▶ [Input data]:
----
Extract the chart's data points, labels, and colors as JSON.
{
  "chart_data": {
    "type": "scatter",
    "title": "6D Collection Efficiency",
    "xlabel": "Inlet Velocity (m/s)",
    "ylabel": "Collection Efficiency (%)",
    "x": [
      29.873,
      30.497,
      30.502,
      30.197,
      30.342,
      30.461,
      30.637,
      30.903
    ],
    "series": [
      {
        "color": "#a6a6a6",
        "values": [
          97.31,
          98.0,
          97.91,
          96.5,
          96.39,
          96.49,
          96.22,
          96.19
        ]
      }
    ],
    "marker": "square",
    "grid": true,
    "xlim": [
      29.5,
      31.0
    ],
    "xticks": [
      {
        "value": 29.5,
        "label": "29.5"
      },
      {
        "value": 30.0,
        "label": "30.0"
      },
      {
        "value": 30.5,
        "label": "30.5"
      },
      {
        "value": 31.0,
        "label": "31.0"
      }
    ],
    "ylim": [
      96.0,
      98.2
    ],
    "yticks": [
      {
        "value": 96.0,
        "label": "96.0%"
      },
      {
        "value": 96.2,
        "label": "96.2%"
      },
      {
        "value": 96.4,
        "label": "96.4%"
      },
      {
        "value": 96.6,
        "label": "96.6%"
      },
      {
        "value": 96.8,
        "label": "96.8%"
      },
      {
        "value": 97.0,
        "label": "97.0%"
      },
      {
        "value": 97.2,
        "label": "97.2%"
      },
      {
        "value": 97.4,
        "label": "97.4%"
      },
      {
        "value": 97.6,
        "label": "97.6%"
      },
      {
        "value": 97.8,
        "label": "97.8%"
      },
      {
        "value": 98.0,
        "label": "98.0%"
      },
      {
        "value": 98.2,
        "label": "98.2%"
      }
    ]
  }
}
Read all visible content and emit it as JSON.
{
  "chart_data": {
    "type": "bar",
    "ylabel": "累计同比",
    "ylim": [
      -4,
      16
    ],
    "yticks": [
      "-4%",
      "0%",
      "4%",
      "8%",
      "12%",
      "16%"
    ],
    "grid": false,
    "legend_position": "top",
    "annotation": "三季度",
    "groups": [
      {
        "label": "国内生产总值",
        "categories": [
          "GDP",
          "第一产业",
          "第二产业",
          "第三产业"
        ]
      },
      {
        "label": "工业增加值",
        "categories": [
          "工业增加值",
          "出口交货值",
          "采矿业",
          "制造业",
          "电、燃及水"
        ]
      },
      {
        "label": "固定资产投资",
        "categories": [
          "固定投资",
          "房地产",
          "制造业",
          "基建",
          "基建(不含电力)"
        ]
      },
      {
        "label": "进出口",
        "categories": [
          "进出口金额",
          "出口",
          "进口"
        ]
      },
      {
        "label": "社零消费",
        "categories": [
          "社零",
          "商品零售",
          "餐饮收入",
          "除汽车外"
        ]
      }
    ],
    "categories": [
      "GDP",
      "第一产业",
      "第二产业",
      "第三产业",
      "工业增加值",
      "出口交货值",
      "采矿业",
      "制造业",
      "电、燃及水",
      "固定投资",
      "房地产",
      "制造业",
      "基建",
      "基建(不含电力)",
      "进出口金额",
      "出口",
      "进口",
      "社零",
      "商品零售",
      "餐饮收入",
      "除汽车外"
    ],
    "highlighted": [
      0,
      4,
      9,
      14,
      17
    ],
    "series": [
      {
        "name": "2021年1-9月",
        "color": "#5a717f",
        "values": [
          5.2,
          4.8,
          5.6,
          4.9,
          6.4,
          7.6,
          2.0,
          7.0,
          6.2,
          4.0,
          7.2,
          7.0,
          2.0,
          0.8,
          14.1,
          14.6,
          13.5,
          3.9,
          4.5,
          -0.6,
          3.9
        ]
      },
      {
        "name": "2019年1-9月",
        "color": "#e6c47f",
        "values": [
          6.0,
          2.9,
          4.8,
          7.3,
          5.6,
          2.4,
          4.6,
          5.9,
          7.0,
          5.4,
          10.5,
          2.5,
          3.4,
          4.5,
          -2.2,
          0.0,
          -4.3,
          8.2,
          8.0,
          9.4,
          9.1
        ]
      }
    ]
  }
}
----
▶ [Requirement]:
Write out the records above again, keeping each one identical to the original.

▶ [Correct output]:
Extract the chart's data points, labels, and colors as JSON.
{
  "chart_data": {
    "type": "scatter",
    "title": "6D Collection Efficiency",
    "xlabel": "Inlet Velocity (m/s)",
    "ylabel": "Collection Efficiency (%)",
    "x": [
      29.873,
      30.497,
      30.502,
      30.197,
      30.342,
      30.461,
      30.637,
      30.903
    ],
    "series": [
      {
        "color": "#a6a6a6",
        "values": [
          97.31,
          98.0,
          97.91,
          96.5,
          96.39,
          96.49,
          96.22,
          96.19
        ]
      }
    ],
    "marker": "square",
    "grid": true,
    "xlim": [
      29.5,
      31.0
    ],
    "xticks": [
      {
        "value": 29.5,
        "label": "29.5"
      },
      {
        "value": 30.0,
        "label": "30.0"
      },
      {
        "value": 30.5,
        "label": "30.5"
      },
      {
        "value": 31.0,
        "label": "31.0"
      }
    ],
    "ylim": [
      96.0,
      98.2
    ],
    "yticks": [
      {
        "value": 96.0,
        "label": "96.0%"
      },
      {
        "value": 96.2,
        "label": "96.2%"
      },
      {
        "value": 96.4,
        "label": "96.4%"
      },
      {
        "value": 96.6,
        "label": "96.6%"
      },
      {
        "value": 96.8,
        "label": "96.8%"
      },
      {
        "value": 97.0,
        "label": "97.0%"
      },
      {
        "value": 97.2,
        "label": "97.2%"
      },
      {
        "value": 97.4,
        "label": "97.4%"
      },
      {
        "value": 97.6,
        "label": "97.6%"
      },
      {
        "value": 97.8,
        "label": "97.8%"
      },
      {
        "value": 98.0,
        "label": "98.0%"
      },
      {
        "value": 98.2,
        "label": "98.2%"
      }
    ]
  }
}
Read all visible content and emit it as JSON.
{
  "chart_data": {
    "type": "bar",
    "ylabel": "累计同比",
    "ylim": [
      -4,
      16
    ],
    "yticks": [
      "-4%",
      "0%",
      "4%",
      "8%",
      "12%",
      "16%"
    ],
    "grid": false,
    "legend_position": "top",
    "annotation": "三季度",
    "groups": [
      {
        "label": "国内生产总值",
        "categories": [
          "GDP",
          "第一产业",
          "第二产业",
          "第三产业"
        ]
      },
      {
        "label": "工业增加值",
        "categories": [
          "工业增加值",
          "出口交货值",
          "采矿业",
          "制造业",
          "电、燃及水"
        ]
      },
      {
        "label": "固定资产投资",
        "categories": [
          "固定投资",
          "房地产",
          "制造业",
          "基建",
          "基建(不含电力)"
        ]
      },
      {
        "label": "进出口",
        "categories": [
          "进出口金额",
          "出口",
          "进口"
        ]
      },
      {
        "label": "社零消费",
        "categories": [
          "社零",
          "商品零售",
          "餐饮收入",
          "除汽车外"
        ]
      }
    ],
    "categories": [
      "GDP",
      "第一产业",
      "第二产业",
      "第三产业",
      "工业增加值",
      "出口交货值",
      "采矿业",
      "制造业",
      "电、燃及水",
      "固定投资",
      "房地产",
      "制造业",
      "基建",
      "基建(不含电力)",
      "进出口金额",
      "出口",
      "进口",
      "社零",
      "商品零售",
      "餐饮收入",
      "除汽车外"
    ],
    "highlighted": [
      0,
      4,
      9,
      14,
      17
    ],
    "series": [
      {
        "name": "2021年1-9月",
        "color": "#5a717f",
        "values": [
          5.2,
          4.8,
          5.6,
          4.9,
          6.4,
          7.6,
          2.0,
          7.0,
          6.2,
          4.0,
          7.2,
          7.0,
          2.0,
          0.8,
          14.1,
          14.6,
          13.5,
          3.9,
          4.5,
          -0.6,
          3.9
        ]
      },
      {
        "name": "2019年1-9月",
        "color": "#e6c47f",
        "values": [
          6.0,
          2.9,
          4.8,
          7.3,
          5.6,
          2.4,
          4.6,
          5.9,
          7.0,
          5.4,
          10.5,
          2.5,
          3.4,
          4.5,
          -2.2,
          0.0,
          -4.3,
          8.2,
          8.0,
          9.4,
          9.1
        ]
      }
    ]
  }
}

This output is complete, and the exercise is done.